Exercise task: Repeat the records exactly. Every line must match.

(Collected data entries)

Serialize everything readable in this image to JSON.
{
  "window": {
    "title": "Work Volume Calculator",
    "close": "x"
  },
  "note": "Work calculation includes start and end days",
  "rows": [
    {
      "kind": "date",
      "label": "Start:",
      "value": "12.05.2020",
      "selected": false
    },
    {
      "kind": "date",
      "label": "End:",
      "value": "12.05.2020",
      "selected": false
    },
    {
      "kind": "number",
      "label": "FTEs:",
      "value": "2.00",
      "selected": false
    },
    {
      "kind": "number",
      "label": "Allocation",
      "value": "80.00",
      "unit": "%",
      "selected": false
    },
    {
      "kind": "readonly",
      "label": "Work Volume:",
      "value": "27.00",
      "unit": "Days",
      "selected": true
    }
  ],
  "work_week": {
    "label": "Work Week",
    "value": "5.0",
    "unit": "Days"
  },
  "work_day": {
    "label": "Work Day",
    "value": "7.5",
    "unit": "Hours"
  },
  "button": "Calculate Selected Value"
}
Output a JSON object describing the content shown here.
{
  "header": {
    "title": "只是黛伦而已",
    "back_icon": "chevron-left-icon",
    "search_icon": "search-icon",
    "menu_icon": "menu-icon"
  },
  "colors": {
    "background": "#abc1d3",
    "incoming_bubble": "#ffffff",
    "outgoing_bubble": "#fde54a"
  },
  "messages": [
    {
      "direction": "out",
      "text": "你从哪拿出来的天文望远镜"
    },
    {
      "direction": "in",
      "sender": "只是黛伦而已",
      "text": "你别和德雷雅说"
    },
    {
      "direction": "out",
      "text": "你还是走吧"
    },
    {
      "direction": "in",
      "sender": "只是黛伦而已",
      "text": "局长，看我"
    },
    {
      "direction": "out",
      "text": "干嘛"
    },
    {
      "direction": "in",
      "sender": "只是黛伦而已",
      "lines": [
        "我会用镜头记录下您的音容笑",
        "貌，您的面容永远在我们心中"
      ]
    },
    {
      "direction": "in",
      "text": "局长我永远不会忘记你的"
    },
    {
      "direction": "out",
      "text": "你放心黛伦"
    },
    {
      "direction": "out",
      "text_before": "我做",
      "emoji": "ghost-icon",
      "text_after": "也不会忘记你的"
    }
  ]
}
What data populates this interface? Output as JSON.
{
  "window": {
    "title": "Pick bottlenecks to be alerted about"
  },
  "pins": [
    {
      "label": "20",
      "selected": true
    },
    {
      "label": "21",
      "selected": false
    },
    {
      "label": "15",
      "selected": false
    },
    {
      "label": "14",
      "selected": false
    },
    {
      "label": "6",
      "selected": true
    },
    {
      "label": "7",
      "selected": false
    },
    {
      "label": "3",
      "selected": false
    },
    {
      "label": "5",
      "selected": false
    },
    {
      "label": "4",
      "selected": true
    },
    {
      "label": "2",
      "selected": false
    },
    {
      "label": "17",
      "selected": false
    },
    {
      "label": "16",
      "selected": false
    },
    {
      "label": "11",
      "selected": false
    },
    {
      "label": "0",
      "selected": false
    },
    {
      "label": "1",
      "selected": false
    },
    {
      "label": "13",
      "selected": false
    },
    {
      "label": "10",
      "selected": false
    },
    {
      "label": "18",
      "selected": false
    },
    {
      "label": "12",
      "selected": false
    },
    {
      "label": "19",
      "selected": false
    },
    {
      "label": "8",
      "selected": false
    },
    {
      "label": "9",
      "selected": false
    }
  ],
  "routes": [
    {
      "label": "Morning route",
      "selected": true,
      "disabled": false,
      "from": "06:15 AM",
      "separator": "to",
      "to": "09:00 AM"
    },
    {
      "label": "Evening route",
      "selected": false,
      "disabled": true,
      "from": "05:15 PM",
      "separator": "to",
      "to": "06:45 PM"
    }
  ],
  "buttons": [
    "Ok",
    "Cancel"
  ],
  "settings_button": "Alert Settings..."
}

Finished exercise:
Serialize everything readable in this image to JSON.
{
  "window": {
    "title": "Work Volume Calculator",
    "close": "x"
  },
  "note": "Work calculation includes start and end days",
  "rows": [
    {
      "kind": "date",
      "label": "Start:",
      "value": "12.05.2020",
      "selected": false
    },
    {
      "kind": "date",
      "label": "End:",
      "value": "12.05.2020",
      "selected": false
    },
    {
      "kind": "number",
      "label": "FTEs:",
      "value": "2.00",
      "selected": false
    },
    {
      "kind": "number",
      "label": "Allocation",
      "value": "80.00",
      "unit": "%",
      "selected": false
    },
    {
      "kind": "readonly",
      "label": "Work Volume:",
      "value": "27.00",
      "unit": "Days",
      "selected": true
    }
  ],
  "work_week": {
    "label": "Work Week",
    "value": "5.0",
    "unit": "Days"
  },
  "work_day": {
    "label": "Work Day",
    "value": "7.5",
    "unit": "Hours"
  },
  "button": "Calculate Selected Value"
}
Output a JSON object describing the content shown here.
{
  "header": {
    "title": "只是黛伦而已",
    "back_icon": "chevron-left-icon",
    "search_icon": "search-icon",
    "menu_icon": "menu-icon"
  },
  "colors": {
    "background": "#abc1d3",
    "incoming_bubble": "#ffffff",
    "outgoing_bubble": "#fde54a"
  },
  "messages": [
    {
      "direction": "out",
      "text": "你从哪拿出来的天文望远镜"
    },
    {
      "direction": "in",
      "sender": "只是黛伦而已",
      "text": "你别和德雷雅说"
    },
    {
      "direction": "out",
      "text": "你还是走吧"
    },
    {
      "direction": "in",
      "sender": "只是黛伦而已",
      "text": "局长，看我"
    },
    {
      "direction": "out",
      "text": "干嘛"
    },
    {
      "direction": "in",
      "sender": "只是黛伦而已",
      "lines": [
        "我会用镜头记录下您的音容笑",
        "貌，您的面容永远在我们心中"
      ]
    },
    {
      "direction": "in",
      "text": "局长我永远不会忘记你的"
    },
    {
      "direction": "out",
      "text": "你放心黛伦"
    },
    {
      "direction": "out",
      "text_before": "我做",
      "emoji": "ghost-icon",
      "text_after": "也不会忘记你的"
    }
  ]
}
What data populates this interface? Output as JSON.
{
  "window": {
    "title": "Pick bottlenecks to be alerted about"
  },
  "pins": [
    {
      "label": "20",
      "selected": true
    },
    {
      "label": "21",
      "selected": false
    },
    {
      "label": "15",
      "selected": false
    },
    {
      "label": "14",
      "selected": false
    },
    {
      "label": "6",
      "selected": true
    },
    {
      "label": "7",
      "selected": false
    },
    {
      "label": "3",
      "selected": false
    },
    {
      "label": "5",
      "selected": false
    },
    {
      "label": "4",
      "selected": true
    },
    {
      "label": "2",
      "selected": false
    },
    {
      "label": "17",
      "selected": false
    },
    {
      "label": "16",
      "selected": false
    },
    {
      "label": "11",
      "selected": false
    },
    {
      "label": "0",
      "selected": false
    },
    {
      "label": "1",
      "selected": false
    },
    {
      "label": "13",
      "selected": false
    },
    {
      "label": "10",
      "selected": false
    },
    {
      "label": "18",
      "selected": false
    },
    {
      "label": "12",
      "selected": false
    },
    {
      "label": "19",
      "selected": false
    },
    {
      "label": "8",
      "selected": false
    },
    {
      "label": "9",
      "selected": false
    }
  ],
  "routes": [
    {
      "label": "Morning route",
      "selected": true,
      "disabled": false,
      "from": "06:15 AM",
      "separator": "to",
      "to": "09:00 AM"
    },
    {
      "label": "Evening route",
      "selected": false,
      "disabled": true,
      "from": "05:15 PM",
      "separator": "to",
      "to": "06:45 PM"
    }
  ],
  "buttons": [
    "Ok",
    "Cancel"
  ],
  "settings_button": "Alert Settings..."
}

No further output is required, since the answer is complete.